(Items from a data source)
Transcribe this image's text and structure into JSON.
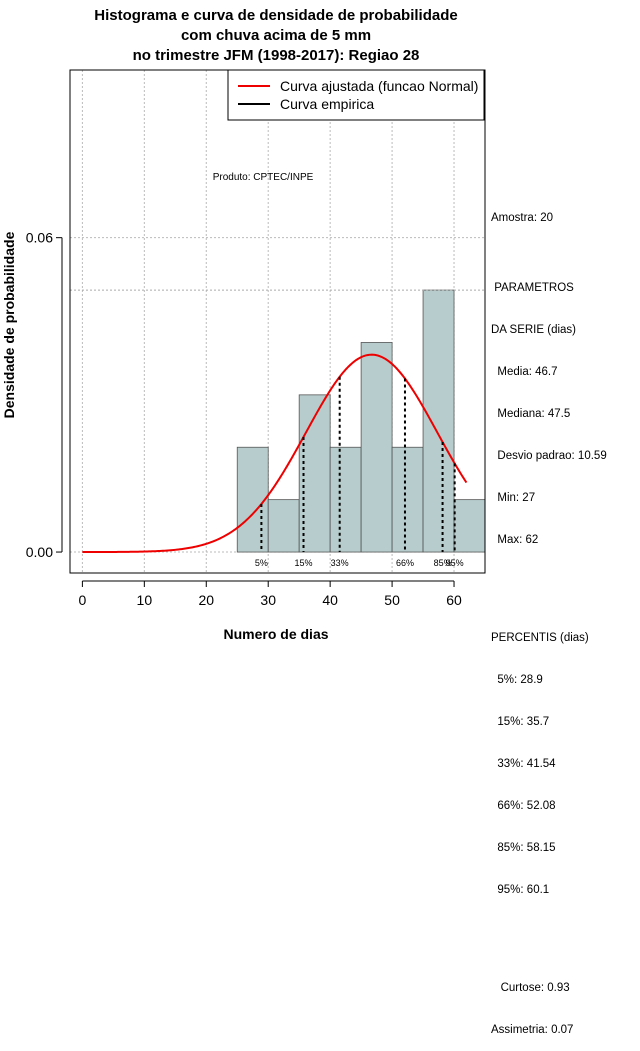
{
  "chart_data": {
    "type": "bar",
    "title_lines": [
      "Histograma e curva de densidade de probabilidade",
      "com chuva acima de 5 mm",
      "no trimestre JFM (1998-2017): Regiao 28"
    ],
    "xlabel": "Numero de dias",
    "ylabel": "Densidade de probabilidade",
    "xlim": [
      -2,
      65
    ],
    "ylim": [
      -0.004,
      0.092
    ],
    "x_ticks": [
      0,
      10,
      20,
      30,
      40,
      50,
      60
    ],
    "y_ticks": [
      0.0,
      0.06
    ],
    "y_tick_labels": [
      "0.00",
      "0.06"
    ],
    "grid": true,
    "bin_width": 5,
    "bins": [
      {
        "x0": 25,
        "x1": 30,
        "density": 0.02
      },
      {
        "x0": 30,
        "x1": 35,
        "density": 0.01
      },
      {
        "x0": 35,
        "x1": 40,
        "density": 0.03
      },
      {
        "x0": 40,
        "x1": 45,
        "density": 0.02
      },
      {
        "x0": 45,
        "x1": 50,
        "density": 0.04
      },
      {
        "x0": 50,
        "x1": 55,
        "density": 0.02
      },
      {
        "x0": 55,
        "x1": 60,
        "density": 0.05
      },
      {
        "x0": 60,
        "x1": 65,
        "density": 0.01
      }
    ],
    "reference_line_y": 0.05,
    "normal_curve": {
      "mean": 46.7,
      "sd": 10.59,
      "x_range": [
        0,
        62
      ],
      "color": "#ee0000"
    },
    "percentile_lines": [
      {
        "label": "5%",
        "x": 28.9
      },
      {
        "label": "15%",
        "x": 35.7
      },
      {
        "label": "33%",
        "x": 41.54
      },
      {
        "label": "66%",
        "x": 52.08
      },
      {
        "label": "85%",
        "x": 58.15
      },
      {
        "label": "95%",
        "x": 60.1
      }
    ],
    "legend": {
      "position": "top-right",
      "entries": [
        {
          "label": "Curva ajustada (funcao Normal)",
          "color": "#ee0000"
        },
        {
          "label": "Curva empirica",
          "color": "#000000"
        }
      ]
    },
    "annotation": "Produto: CPTEC/INPE",
    "bar_color": "#b7cdcd",
    "stats_lines": [
      "Amostra: 20",
      "",
      " PARAMETROS",
      "DA SERIE (dias)",
      "  Media: 46.7",
      "  Mediana: 47.5",
      "  Desvio padrao: 10.59",
      "  Min: 27",
      "  Max: 62",
      "",
      "",
      "PERCENTIS (dias)",
      "  5%: 28.9",
      "  15%: 35.7",
      "  33%: 41.54",
      "  66%: 52.08",
      "  85%: 58.15",
      "  95%: 60.1",
      "",
      "",
      "   Curtose: 0.93",
      "Assimetria: 0.07"
    ]
  }
}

> Task:
Exclude the images, then output the data above word for word.

> Written answer:
Transcribe this image's text and structure into JSON.
{
  "chart_data": {
    "type": "bar",
    "title_lines": [
      "Histograma e curva de densidade de probabilidade",
      "com chuva acima de 5 mm",
      "no trimestre JFM (1998-2017): Regiao 28"
    ],
    "xlabel": "Numero de dias",
    "ylabel": "Densidade de probabilidade",
    "xlim": [
      -2,
      65
    ],
    "ylim": [
      -0.004,
      0.092
    ],
    "x_ticks": [
      0,
      10,
      20,
      30,
      40,
      50,
      60
    ],
    "y_ticks": [
      0.0,
      0.06
    ],
    "y_tick_labels": [
      "0.00",
      "0.06"
    ],
    "grid": true,
    "bin_width": 5,
    "bins": [
      {
        "x0": 25,
        "x1": 30,
        "density": 0.02
      },
      {
        "x0": 30,
        "x1": 35,
        "density": 0.01
      },
      {
        "x0": 35,
        "x1": 40,
        "density": 0.03
      },
      {
        "x0": 40,
        "x1": 45,
        "density": 0.02
      },
      {
        "x0": 45,
        "x1": 50,
        "density": 0.04
      },
      {
        "x0": 50,
        "x1": 55,
        "density": 0.02
      },
      {
        "x0": 55,
        "x1": 60,
        "density": 0.05
      },
      {
        "x0": 60,
        "x1": 65,
        "density": 0.01
      }
    ],
    "reference_line_y": 0.05,
    "normal_curve": {
      "mean": 46.7,
      "sd": 10.59,
      "x_range": [
        0,
        62
      ],
      "color": "#ee0000"
    },
    "percentile_lines": [
      {
        "label": "5%",
        "x": 28.9
      },
      {
        "label": "15%",
        "x": 35.7
      },
      {
        "label": "33%",
        "x": 41.54
      },
      {
        "label": "66%",
        "x": 52.08
      },
      {
        "label": "85%",
        "x": 58.15
      },
      {
        "label": "95%",
        "x": 60.1
      }
    ],
    "legend": {
      "position": "top-right",
      "entries": [
        {
          "label": "Curva ajustada (funcao Normal)",
          "color": "#ee0000"
        },
        {
          "label": "Curva empirica",
          "color": "#000000"
        }
      ]
    },
    "annotation": "Produto: CPTEC/INPE",
    "bar_color": "#b7cdcd",
    "stats_lines": [
      "Amostra: 20",
      "",
      " PARAMETROS",
      "DA SERIE (dias)",
      "  Media: 46.7",
      "  Mediana: 47.5",
      "  Desvio padrao: 10.59",
      "  Min: 27",
      "  Max: 62",
      "",
      "",
      "PERCENTIS (dias)",
      "  5%: 28.9",
      "  15%: 35.7",
      "  33%: 41.54",
      "  66%: 52.08",
      "  85%: 58.15",
      "  95%: 60.1",
      "",
      "",
      "   Curtose: 0.93",
      "Assimetria: 0.07"
    ]
  }
}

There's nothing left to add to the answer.